▸ Task instructions: Please output every line of the material as it stands, without the pictures.

▸ Input data:
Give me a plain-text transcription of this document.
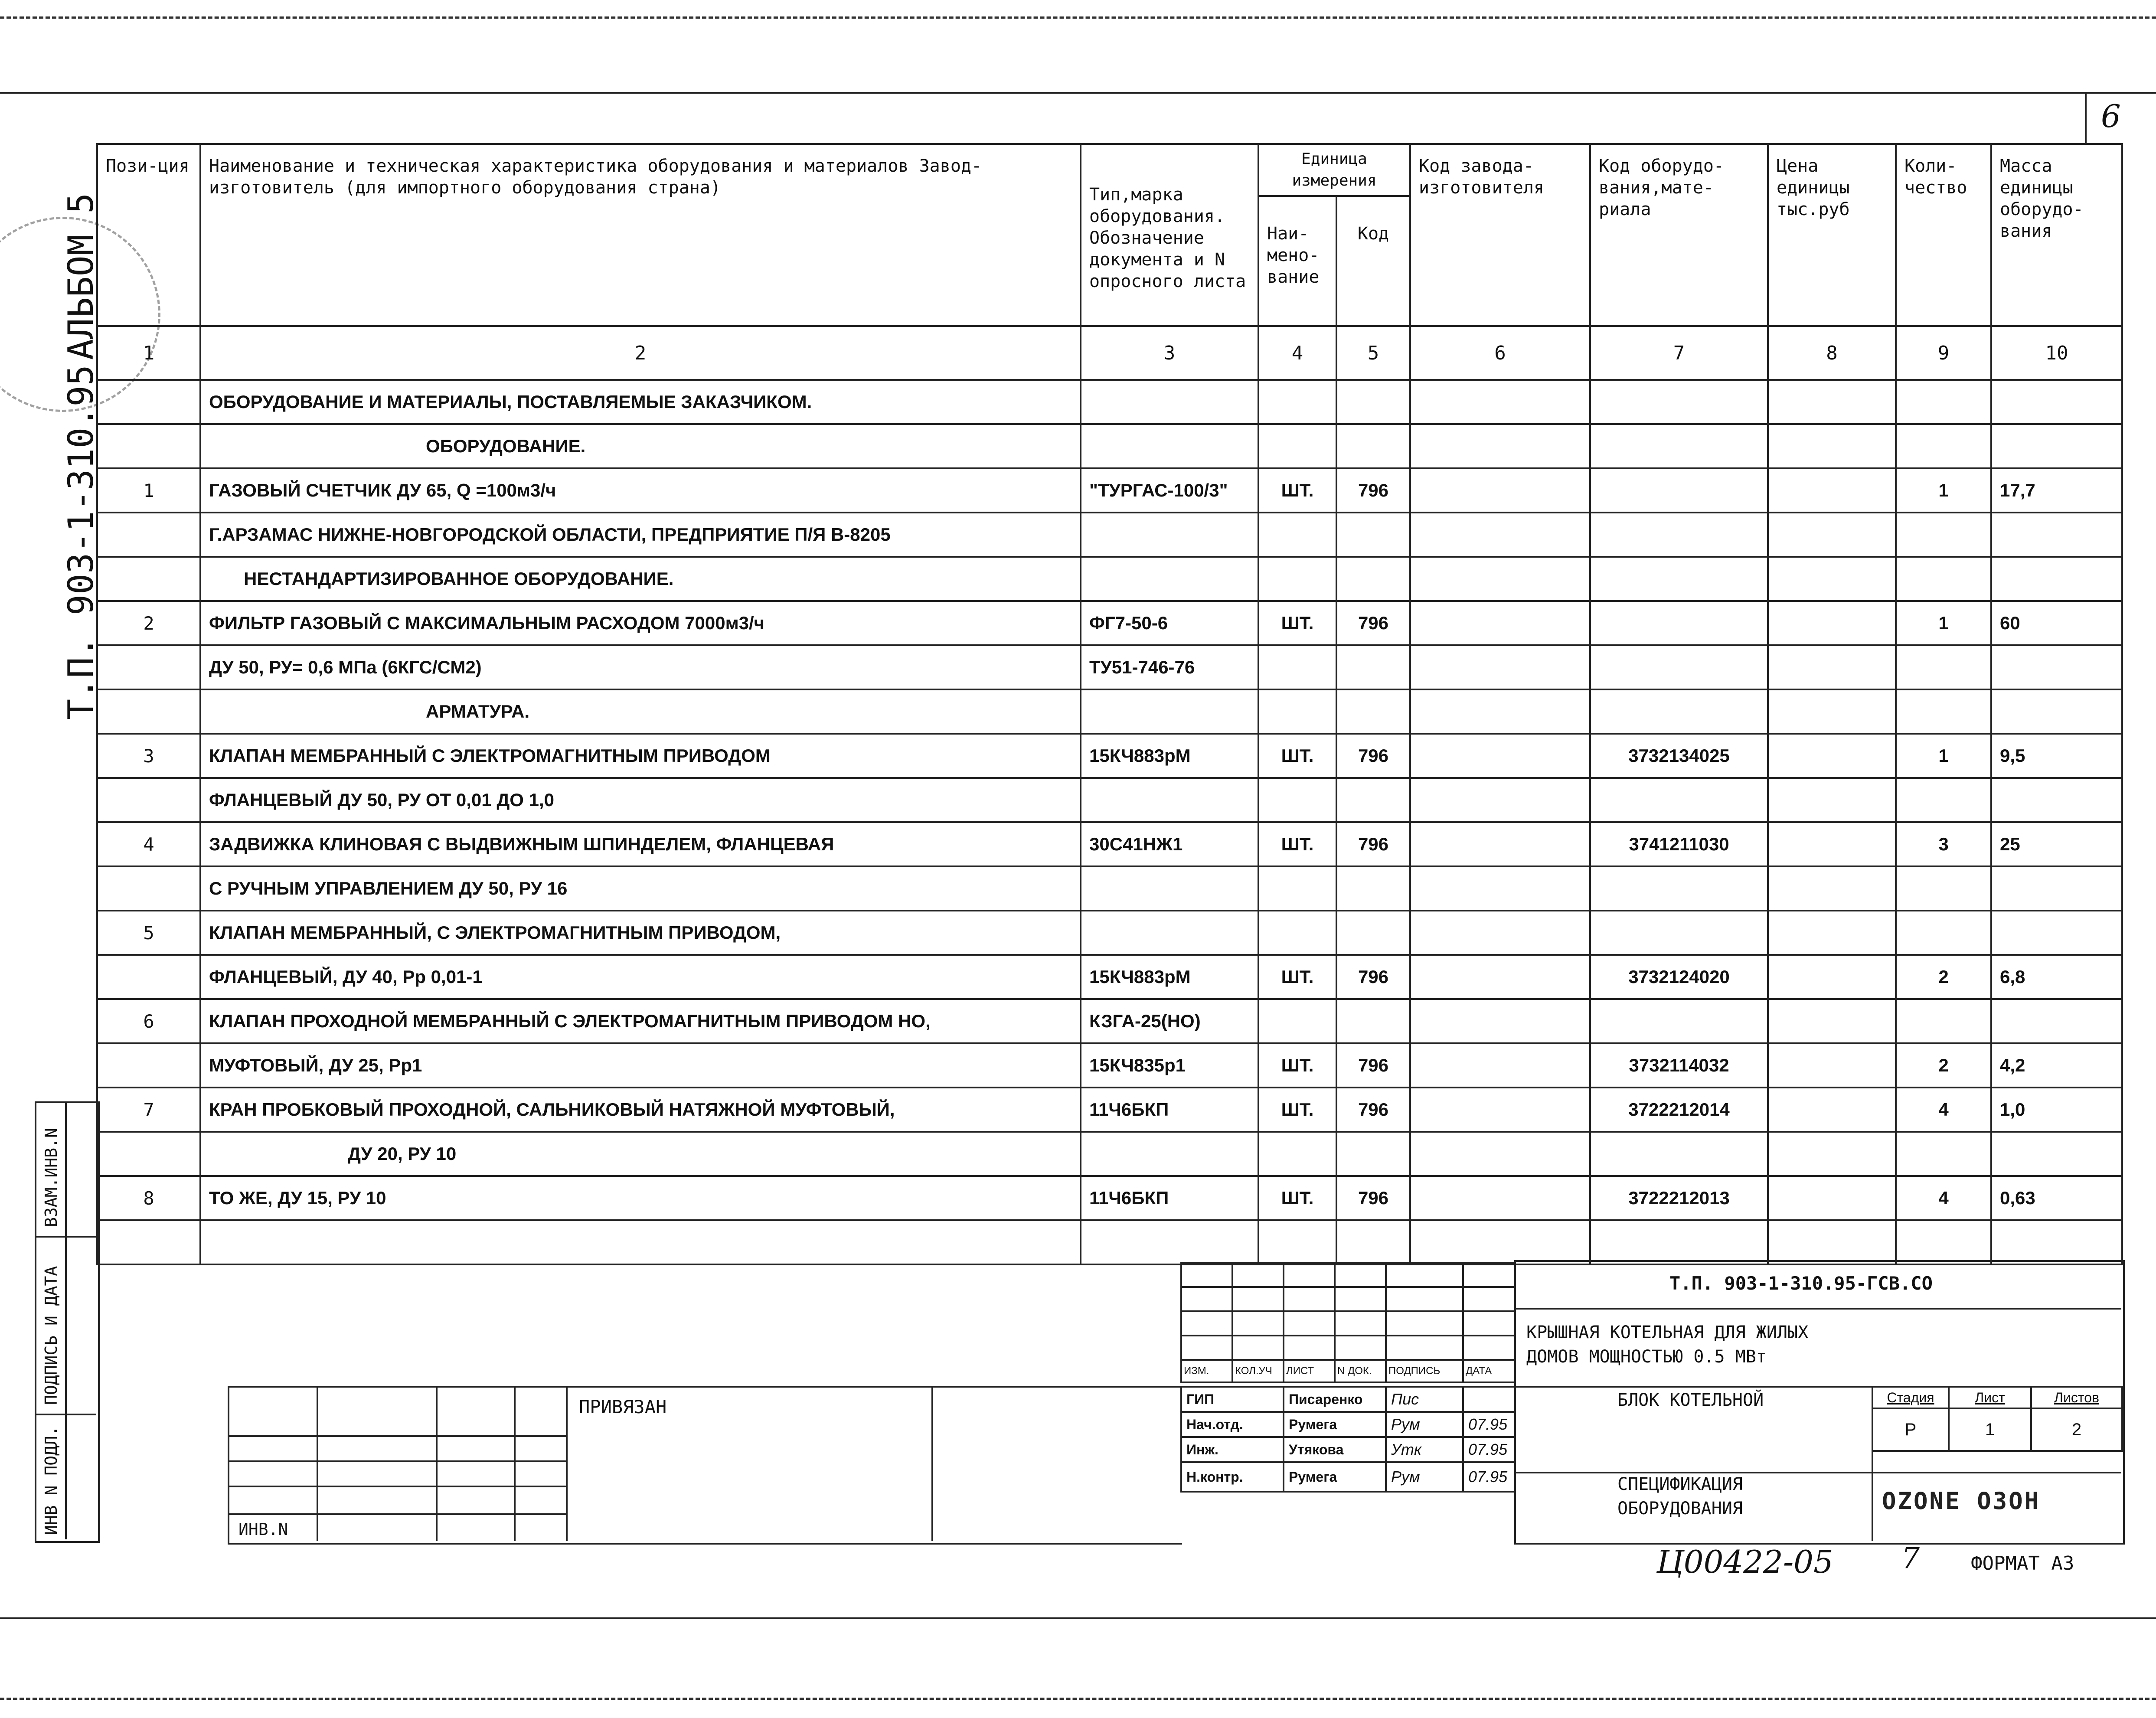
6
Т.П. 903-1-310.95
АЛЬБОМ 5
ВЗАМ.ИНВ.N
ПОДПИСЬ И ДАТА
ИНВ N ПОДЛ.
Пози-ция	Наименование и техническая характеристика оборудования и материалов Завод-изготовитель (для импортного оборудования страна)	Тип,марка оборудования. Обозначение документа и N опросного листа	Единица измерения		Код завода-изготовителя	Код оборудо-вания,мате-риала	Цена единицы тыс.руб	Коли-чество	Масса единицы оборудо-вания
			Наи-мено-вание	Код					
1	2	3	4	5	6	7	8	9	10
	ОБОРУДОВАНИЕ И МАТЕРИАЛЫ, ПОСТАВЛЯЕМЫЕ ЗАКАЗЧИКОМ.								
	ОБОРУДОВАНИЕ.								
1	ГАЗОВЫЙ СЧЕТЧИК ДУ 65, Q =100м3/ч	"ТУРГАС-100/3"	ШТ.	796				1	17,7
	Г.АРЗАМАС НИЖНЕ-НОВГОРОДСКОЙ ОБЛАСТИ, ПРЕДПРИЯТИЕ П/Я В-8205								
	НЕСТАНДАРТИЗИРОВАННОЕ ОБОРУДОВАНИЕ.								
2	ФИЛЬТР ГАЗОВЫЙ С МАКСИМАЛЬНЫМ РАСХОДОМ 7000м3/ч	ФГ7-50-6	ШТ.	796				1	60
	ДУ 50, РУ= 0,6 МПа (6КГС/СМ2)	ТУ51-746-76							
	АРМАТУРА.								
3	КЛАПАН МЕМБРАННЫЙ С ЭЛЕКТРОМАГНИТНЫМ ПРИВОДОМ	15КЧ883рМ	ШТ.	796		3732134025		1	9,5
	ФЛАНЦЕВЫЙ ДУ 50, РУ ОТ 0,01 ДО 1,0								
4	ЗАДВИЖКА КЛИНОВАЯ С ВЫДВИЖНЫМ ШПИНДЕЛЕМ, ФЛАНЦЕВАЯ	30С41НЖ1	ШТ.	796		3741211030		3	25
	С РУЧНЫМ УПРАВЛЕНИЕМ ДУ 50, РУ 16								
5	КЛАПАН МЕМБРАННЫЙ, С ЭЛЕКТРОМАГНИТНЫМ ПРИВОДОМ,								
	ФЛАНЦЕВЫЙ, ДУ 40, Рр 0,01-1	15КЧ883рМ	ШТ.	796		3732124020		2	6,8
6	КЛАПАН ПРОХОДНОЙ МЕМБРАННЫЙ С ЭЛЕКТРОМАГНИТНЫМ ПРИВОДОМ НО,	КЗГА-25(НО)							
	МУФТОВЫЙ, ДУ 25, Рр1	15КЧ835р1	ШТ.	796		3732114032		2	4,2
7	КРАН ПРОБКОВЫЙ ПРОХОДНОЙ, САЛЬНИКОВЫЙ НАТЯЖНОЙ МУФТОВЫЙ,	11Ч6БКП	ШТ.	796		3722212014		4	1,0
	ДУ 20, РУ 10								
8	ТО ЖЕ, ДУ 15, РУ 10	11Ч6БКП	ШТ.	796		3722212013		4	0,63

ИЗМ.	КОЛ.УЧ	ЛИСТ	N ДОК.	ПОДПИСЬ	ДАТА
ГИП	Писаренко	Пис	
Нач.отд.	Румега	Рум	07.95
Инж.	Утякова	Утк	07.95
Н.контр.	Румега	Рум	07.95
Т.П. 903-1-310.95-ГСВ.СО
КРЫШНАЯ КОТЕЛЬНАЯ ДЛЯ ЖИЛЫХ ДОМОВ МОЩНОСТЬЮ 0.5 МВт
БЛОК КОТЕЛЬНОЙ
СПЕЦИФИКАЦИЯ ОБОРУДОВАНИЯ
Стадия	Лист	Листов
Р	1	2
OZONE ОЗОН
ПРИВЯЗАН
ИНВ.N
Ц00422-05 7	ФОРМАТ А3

▸ Reply:
Give me a plain-text transcription of this document.
6
Т.П. 903-1-310.95
АЛЬБОМ 5
ВЗАМ.ИНВ.N
ПОДПИСЬ И ДАТА
ИНВ N ПОДЛ.
Пози-ция	Наименование и техническая характеристика оборудования и материалов Завод-изготовитель (для импортного оборудования страна)	Тип,марка оборудования. Обозначение документа и N опросного листа	Единица измерения		Код завода-изготовителя	Код оборудо-вания,мате-риала	Цена единицы тыс.руб	Коли-чество	Масса единицы оборудо-вания
			Наи-мено-вание	Код					
1	2	3	4	5	6	7	8	9	10
	ОБОРУДОВАНИЕ И МАТЕРИАЛЫ, ПОСТАВЛЯЕМЫЕ ЗАКАЗЧИКОМ.								
	ОБОРУДОВАНИЕ.								
1	ГАЗОВЫЙ СЧЕТЧИК ДУ 65, Q =100м3/ч	"ТУРГАС-100/3"	ШТ.	796				1	17,7
	Г.АРЗАМАС НИЖНЕ-НОВГОРОДСКОЙ ОБЛАСТИ, ПРЕДПРИЯТИЕ П/Я В-8205								
	НЕСТАНДАРТИЗИРОВАННОЕ ОБОРУДОВАНИЕ.								
2	ФИЛЬТР ГАЗОВЫЙ С МАКСИМАЛЬНЫМ РАСХОДОМ 7000м3/ч	ФГ7-50-6	ШТ.	796				1	60
	ДУ 50, РУ= 0,6 МПа (6КГС/СМ2)	ТУ51-746-76							
	АРМАТУРА.								
3	КЛАПАН МЕМБРАННЫЙ С ЭЛЕКТРОМАГНИТНЫМ ПРИВОДОМ	15КЧ883рМ	ШТ.	796		3732134025		1	9,5
	ФЛАНЦЕВЫЙ ДУ 50, РУ ОТ 0,01 ДО 1,0								
4	ЗАДВИЖКА КЛИНОВАЯ С ВЫДВИЖНЫМ ШПИНДЕЛЕМ, ФЛАНЦЕВАЯ	30С41НЖ1	ШТ.	796		3741211030		3	25
	С РУЧНЫМ УПРАВЛЕНИЕМ ДУ 50, РУ 16								
5	КЛАПАН МЕМБРАННЫЙ, С ЭЛЕКТРОМАГНИТНЫМ ПРИВОДОМ,								
	ФЛАНЦЕВЫЙ, ДУ 40, Рр 0,01-1	15КЧ883рМ	ШТ.	796		3732124020		2	6,8
6	КЛАПАН ПРОХОДНОЙ МЕМБРАННЫЙ С ЭЛЕКТРОМАГНИТНЫМ ПРИВОДОМ НО,	КЗГА-25(НО)							
	МУФТОВЫЙ, ДУ 25, Рр1	15КЧ835р1	ШТ.	796		3732114032		2	4,2
7	КРАН ПРОБКОВЫЙ ПРОХОДНОЙ, САЛЬНИКОВЫЙ НАТЯЖНОЙ МУФТОВЫЙ,	11Ч6БКП	ШТ.	796		3722212014		4	1,0
	ДУ 20, РУ 10								
8	ТО ЖЕ, ДУ 15, РУ 10	11Ч6БКП	ШТ.	796		3722212013		4	0,63

ИЗМ.	КОЛ.УЧ	ЛИСТ	N ДОК.	ПОДПИСЬ	ДАТА
ГИП	Писаренко	Пис	
Нач.отд.	Румега	Рум	07.95
Инж.	Утякова	Утк	07.95
Н.контр.	Румега	Рум	07.95
Т.П. 903-1-310.95-ГСВ.СО
КРЫШНАЯ КОТЕЛЬНАЯ ДЛЯ ЖИЛЫХ ДОМОВ МОЩНОСТЬЮ 0.5 МВт
БЛОК КОТЕЛЬНОЙ
СПЕЦИФИКАЦИЯ ОБОРУДОВАНИЯ
Стадия	Лист	Листов
Р	1	2
OZONE ОЗОН
ПРИВЯЗАН
ИНВ.N
Ц00422-05 7	ФОРМАТ А3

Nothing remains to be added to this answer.